------ Material
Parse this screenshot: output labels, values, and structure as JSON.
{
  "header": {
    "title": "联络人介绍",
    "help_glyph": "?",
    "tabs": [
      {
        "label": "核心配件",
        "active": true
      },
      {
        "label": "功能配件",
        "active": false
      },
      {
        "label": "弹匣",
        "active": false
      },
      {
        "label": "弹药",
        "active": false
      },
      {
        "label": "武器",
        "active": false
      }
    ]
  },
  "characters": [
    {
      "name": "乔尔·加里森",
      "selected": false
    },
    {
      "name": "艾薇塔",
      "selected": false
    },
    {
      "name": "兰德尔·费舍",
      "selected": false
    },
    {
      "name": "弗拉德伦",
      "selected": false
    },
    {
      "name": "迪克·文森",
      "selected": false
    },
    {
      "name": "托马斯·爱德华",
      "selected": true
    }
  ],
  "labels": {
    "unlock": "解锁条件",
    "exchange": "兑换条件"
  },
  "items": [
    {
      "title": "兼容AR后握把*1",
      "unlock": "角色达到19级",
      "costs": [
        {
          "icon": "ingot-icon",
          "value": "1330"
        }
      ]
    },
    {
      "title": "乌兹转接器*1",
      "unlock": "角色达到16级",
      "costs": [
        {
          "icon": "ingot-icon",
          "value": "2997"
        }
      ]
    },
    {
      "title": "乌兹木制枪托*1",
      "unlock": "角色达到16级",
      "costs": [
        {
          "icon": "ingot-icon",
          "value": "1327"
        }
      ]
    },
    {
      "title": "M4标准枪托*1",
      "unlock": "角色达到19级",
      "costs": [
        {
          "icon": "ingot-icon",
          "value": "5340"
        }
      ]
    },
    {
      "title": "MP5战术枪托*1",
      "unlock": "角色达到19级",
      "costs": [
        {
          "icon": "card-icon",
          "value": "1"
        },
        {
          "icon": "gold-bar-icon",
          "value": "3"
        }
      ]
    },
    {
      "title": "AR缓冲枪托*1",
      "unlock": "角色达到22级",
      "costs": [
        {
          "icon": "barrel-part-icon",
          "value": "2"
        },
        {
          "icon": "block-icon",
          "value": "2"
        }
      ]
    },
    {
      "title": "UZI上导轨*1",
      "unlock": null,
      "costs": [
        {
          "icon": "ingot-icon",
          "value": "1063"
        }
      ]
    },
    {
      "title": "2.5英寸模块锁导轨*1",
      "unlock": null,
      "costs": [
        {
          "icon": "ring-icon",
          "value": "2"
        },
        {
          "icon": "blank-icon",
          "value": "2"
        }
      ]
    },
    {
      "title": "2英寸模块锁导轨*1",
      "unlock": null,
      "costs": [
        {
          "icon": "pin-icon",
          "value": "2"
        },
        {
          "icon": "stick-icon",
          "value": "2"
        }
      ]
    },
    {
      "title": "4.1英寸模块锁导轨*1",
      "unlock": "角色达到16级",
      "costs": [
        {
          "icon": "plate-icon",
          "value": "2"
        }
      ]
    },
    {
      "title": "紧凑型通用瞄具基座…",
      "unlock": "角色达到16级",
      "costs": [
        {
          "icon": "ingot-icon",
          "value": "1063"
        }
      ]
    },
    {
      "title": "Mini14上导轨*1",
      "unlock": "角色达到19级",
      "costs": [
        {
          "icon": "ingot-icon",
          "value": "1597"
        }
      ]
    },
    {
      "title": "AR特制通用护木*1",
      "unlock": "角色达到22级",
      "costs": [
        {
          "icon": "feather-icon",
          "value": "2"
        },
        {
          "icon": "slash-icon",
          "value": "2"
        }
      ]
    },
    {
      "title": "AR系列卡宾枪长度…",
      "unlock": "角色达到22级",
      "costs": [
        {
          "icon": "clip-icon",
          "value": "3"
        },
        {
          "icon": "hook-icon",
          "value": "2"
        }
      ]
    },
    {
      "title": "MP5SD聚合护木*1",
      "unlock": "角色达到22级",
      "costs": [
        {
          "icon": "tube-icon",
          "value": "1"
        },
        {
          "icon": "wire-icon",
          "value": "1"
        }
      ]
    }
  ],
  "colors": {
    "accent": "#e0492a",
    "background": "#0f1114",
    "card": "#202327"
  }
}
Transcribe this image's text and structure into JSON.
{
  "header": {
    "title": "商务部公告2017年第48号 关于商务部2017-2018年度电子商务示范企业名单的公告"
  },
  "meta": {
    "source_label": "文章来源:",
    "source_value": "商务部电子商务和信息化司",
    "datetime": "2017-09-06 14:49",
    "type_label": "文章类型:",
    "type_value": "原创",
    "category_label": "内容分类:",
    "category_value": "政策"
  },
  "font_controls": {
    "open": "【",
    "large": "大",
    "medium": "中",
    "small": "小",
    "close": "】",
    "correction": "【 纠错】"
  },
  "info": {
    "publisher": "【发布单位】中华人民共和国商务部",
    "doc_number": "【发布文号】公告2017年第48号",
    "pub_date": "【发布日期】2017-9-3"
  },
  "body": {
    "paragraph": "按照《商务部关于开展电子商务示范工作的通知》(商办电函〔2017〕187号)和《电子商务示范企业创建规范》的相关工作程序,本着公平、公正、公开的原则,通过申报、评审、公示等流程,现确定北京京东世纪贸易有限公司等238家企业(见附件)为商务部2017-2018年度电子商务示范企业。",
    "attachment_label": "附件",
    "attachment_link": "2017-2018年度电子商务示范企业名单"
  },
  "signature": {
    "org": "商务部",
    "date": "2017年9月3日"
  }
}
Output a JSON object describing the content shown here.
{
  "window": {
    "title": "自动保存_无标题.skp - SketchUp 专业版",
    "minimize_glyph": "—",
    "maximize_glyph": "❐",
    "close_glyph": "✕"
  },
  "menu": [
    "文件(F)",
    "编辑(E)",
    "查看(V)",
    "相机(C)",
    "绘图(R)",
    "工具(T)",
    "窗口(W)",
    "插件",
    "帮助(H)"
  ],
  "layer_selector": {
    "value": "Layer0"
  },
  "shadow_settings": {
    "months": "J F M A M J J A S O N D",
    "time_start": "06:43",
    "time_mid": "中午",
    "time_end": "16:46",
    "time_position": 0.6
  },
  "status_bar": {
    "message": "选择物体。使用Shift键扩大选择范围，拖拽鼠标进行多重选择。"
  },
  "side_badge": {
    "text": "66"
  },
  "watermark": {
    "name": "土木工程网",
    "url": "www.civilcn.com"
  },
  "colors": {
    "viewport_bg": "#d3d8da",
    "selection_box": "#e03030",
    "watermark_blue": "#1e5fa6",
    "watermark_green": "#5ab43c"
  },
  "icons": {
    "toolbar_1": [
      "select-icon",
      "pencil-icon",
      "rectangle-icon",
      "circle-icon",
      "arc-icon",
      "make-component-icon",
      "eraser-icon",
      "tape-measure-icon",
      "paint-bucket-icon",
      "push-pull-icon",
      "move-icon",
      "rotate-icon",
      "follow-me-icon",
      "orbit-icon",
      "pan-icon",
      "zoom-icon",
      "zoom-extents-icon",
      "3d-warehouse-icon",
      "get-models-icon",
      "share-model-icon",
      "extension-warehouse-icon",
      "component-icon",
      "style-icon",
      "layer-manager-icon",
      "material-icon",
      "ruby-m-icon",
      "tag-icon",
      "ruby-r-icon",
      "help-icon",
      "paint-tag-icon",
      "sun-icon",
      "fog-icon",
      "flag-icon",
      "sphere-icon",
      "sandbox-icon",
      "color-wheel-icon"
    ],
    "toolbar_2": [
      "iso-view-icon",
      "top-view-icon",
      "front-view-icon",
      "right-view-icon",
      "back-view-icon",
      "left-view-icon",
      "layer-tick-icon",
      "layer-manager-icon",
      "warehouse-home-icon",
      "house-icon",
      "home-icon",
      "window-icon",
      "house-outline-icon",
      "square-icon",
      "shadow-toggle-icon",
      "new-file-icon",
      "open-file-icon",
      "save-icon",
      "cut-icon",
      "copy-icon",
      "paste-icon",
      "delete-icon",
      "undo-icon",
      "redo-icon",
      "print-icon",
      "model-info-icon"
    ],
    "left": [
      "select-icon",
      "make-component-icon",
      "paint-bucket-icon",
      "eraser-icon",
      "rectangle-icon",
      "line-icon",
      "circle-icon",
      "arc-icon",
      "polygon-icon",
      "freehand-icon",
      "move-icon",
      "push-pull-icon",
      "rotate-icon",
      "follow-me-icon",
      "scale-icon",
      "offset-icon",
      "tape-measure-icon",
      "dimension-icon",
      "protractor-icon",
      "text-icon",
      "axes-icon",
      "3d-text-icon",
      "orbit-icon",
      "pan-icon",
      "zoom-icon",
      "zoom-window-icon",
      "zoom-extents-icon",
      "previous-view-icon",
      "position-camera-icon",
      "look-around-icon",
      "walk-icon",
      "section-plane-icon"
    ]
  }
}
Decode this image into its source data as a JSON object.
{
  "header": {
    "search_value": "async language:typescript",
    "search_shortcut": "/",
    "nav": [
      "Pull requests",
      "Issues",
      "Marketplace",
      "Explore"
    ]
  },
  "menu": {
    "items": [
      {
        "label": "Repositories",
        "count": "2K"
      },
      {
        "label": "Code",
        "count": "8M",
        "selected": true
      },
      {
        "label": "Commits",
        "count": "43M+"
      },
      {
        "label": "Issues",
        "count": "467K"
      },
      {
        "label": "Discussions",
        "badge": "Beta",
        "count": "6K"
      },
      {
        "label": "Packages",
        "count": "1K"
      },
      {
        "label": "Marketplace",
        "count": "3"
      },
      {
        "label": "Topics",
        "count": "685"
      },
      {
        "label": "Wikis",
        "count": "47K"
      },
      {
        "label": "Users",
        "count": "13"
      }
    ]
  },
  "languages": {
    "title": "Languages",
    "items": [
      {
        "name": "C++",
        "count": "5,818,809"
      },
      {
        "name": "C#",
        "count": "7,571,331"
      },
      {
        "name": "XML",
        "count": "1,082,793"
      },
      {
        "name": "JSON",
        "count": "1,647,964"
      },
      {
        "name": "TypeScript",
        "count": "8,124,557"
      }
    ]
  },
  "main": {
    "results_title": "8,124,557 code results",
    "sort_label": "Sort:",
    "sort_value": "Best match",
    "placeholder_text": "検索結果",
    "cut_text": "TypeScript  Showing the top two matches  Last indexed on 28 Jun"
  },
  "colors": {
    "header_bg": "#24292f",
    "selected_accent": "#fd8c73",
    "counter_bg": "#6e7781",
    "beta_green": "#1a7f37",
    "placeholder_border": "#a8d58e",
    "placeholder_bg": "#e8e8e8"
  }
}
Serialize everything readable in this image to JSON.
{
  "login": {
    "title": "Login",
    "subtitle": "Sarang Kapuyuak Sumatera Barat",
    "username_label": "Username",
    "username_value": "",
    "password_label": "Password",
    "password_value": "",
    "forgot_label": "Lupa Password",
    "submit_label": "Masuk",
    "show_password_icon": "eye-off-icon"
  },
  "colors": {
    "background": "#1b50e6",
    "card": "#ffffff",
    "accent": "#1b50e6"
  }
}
------------
* [Aim]:
Using the data above, copy each line that contains "JSON".

* [Reply]:
Parse this screenshot: output labels, values, and structure as JSON.
Transcribe this image's text and structure into JSON.
Output a JSON object describing the content shown here.
Decode this image into its source data as a JSON object.
        "name": "JSON",
Serialize everything readable in this image to JSON.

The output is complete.